● Challenge: Write out each line of the material again, word for word.

● Given records:
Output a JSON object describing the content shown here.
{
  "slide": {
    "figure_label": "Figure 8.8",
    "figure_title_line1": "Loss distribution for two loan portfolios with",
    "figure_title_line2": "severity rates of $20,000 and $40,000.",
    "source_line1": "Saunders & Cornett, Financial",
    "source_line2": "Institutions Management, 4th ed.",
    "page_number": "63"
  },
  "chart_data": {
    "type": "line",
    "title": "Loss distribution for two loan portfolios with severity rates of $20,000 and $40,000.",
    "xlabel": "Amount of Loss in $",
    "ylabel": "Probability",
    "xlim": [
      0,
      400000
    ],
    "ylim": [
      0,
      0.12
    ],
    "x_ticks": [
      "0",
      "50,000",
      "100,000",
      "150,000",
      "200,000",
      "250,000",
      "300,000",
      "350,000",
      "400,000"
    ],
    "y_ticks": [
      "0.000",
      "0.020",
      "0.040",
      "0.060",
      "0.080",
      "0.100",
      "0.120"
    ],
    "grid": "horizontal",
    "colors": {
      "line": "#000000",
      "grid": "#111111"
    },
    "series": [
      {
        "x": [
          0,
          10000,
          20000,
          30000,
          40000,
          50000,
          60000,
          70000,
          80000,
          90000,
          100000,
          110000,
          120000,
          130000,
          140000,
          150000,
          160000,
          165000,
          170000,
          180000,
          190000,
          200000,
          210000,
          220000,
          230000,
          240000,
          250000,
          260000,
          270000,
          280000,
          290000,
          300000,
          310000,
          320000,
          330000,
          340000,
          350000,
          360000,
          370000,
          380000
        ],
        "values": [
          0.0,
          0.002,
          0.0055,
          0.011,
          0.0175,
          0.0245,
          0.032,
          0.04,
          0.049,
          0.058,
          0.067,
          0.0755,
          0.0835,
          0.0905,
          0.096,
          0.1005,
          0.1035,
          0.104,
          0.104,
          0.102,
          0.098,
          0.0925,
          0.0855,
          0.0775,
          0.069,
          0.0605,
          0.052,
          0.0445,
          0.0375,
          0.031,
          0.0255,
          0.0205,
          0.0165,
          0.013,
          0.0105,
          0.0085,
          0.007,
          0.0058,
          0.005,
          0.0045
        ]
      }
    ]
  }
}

● Task result:
Output a JSON object describing the content shown here.
{
  "slide": {
    "figure_label": "Figure 8.8",
    "figure_title_line1": "Loss distribution for two loan portfolios with",
    "figure_title_line2": "severity rates of $20,000 and $40,000.",
    "source_line1": "Saunders & Cornett, Financial",
    "source_line2": "Institutions Management, 4th ed.",
    "page_number": "63"
  },
  "chart_data": {
    "type": "line",
    "title": "Loss distribution for two loan portfolios with severity rates of $20,000 and $40,000.",
    "xlabel": "Amount of Loss in $",
    "ylabel": "Probability",
    "xlim": [
      0,
      400000
    ],
    "ylim": [
      0,
      0.12
    ],
    "x_ticks": [
      "0",
      "50,000",
      "100,000",
      "150,000",
      "200,000",
      "250,000",
      "300,000",
      "350,000",
      "400,000"
    ],
    "y_ticks": [
      "0.000",
      "0.020",
      "0.040",
      "0.060",
      "0.080",
      "0.100",
      "0.120"
    ],
    "grid": "horizontal",
    "colors": {
      "line": "#000000",
      "grid": "#111111"
    },
    "series": [
      {
        "x": [
          0,
          10000,
          20000,
          30000,
          40000,
          50000,
          60000,
          70000,
          80000,
          90000,
          100000,
          110000,
          120000,
          130000,
          140000,
          150000,
          160000,
          165000,
          170000,
          180000,
          190000,
          200000,
          210000,
          220000,
          230000,
          240000,
          250000,
          260000,
          270000,
          280000,
          290000,
          300000,
          310000,
          320000,
          330000,
          340000,
          350000,
          360000,
          370000,
          380000
        ],
        "values": [
          0.0,
          0.002,
          0.0055,
          0.011,
          0.0175,
          0.0245,
          0.032,
          0.04,
          0.049,
          0.058,
          0.067,
          0.0755,
          0.0835,
          0.0905,
          0.096,
          0.1005,
          0.1035,
          0.104,
          0.104,
          0.102,
          0.098,
          0.0925,
          0.0855,
          0.0775,
          0.069,
          0.0605,
          0.052,
          0.0445,
          0.0375,
          0.031,
          0.0255,
          0.0205,
          0.0165,
          0.013,
          0.0105,
          0.0085,
          0.007,
          0.0058,
          0.005,
          0.0045
        ]
      }
    ]
  }
}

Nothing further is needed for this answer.